Please quote every one of the entries below verbatim, leaving out the pictures.

(Spatial annotation entries)
-*-
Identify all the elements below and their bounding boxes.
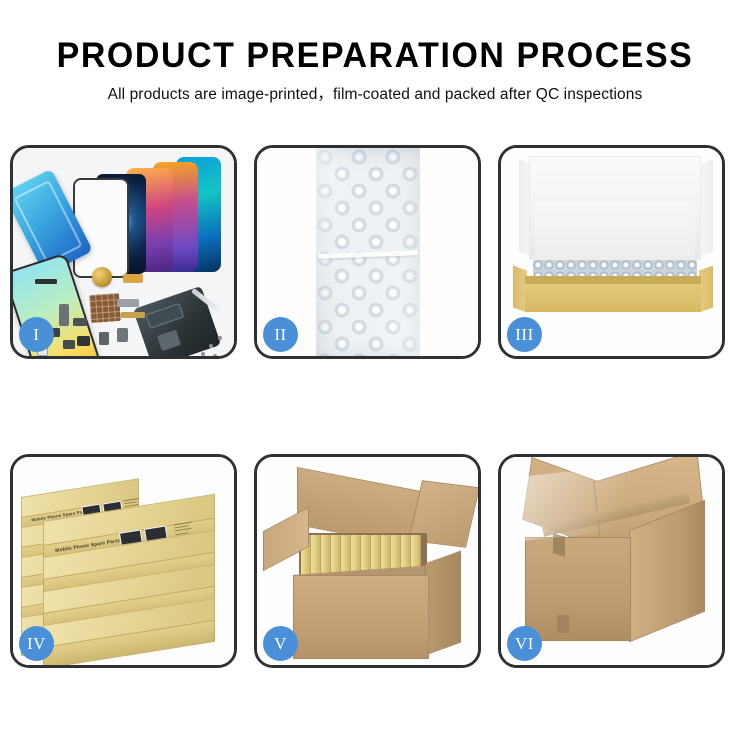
step-badge-1: I	[19, 317, 54, 352]
process-steps-grid: I II	[10, 145, 740, 673]
page-subtitle: All products are image-printed，film-coat…	[0, 76, 750, 105]
process-step-panel-4: Mobile Phone Spare Parts Mobile Phone Sp…	[10, 454, 237, 668]
product-preparation-process-page: PRODUCT PREPARATION PROCESS All products…	[0, 0, 750, 750]
process-step-panel-1: I	[10, 145, 237, 359]
process-step-panel-3: III	[498, 145, 725, 359]
page-title: PRODUCT PREPARATION PROCESS	[11, 0, 739, 76]
step-badge-6: VI	[507, 626, 542, 661]
process-step-panel-6: VI	[498, 454, 725, 668]
page-header: PRODUCT PREPARATION PROCESS All products…	[0, 0, 750, 105]
step-badge-3: III	[507, 317, 542, 352]
step-badge-4: IV	[19, 626, 54, 661]
process-step-panel-5: V	[254, 454, 481, 668]
step-badge-2: II	[263, 317, 298, 352]
process-step-panel-2: II	[254, 145, 481, 359]
step-badge-5: V	[263, 626, 298, 661]
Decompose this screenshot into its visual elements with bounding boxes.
-*-
### Solution
Identify all the elements below and their bounding boxes.
step-badge-1: I	[19, 317, 54, 352]
process-steps-grid: I II	[10, 145, 740, 673]
page-subtitle: All products are image-printed，film-coat…	[0, 76, 750, 105]
process-step-panel-4: Mobile Phone Spare Parts Mobile Phone Sp…	[10, 454, 237, 668]
product-preparation-process-page: PRODUCT PREPARATION PROCESS All products…	[0, 0, 750, 750]
process-step-panel-1: I	[10, 145, 237, 359]
process-step-panel-3: III	[498, 145, 725, 359]
page-title: PRODUCT PREPARATION PROCESS	[11, 0, 739, 76]
step-badge-6: VI	[507, 626, 542, 661]
process-step-panel-6: VI	[498, 454, 725, 668]
page-header: PRODUCT PREPARATION PROCESS All products…	[0, 0, 750, 105]
step-badge-3: III	[507, 317, 542, 352]
step-badge-4: IV	[19, 626, 54, 661]
process-step-panel-5: V	[254, 454, 481, 668]
step-badge-2: II	[263, 317, 298, 352]
process-step-panel-2: II	[254, 145, 481, 359]
step-badge-5: V	[263, 626, 298, 661]
Decompose this screenshot into its visual elements with bounding boxes.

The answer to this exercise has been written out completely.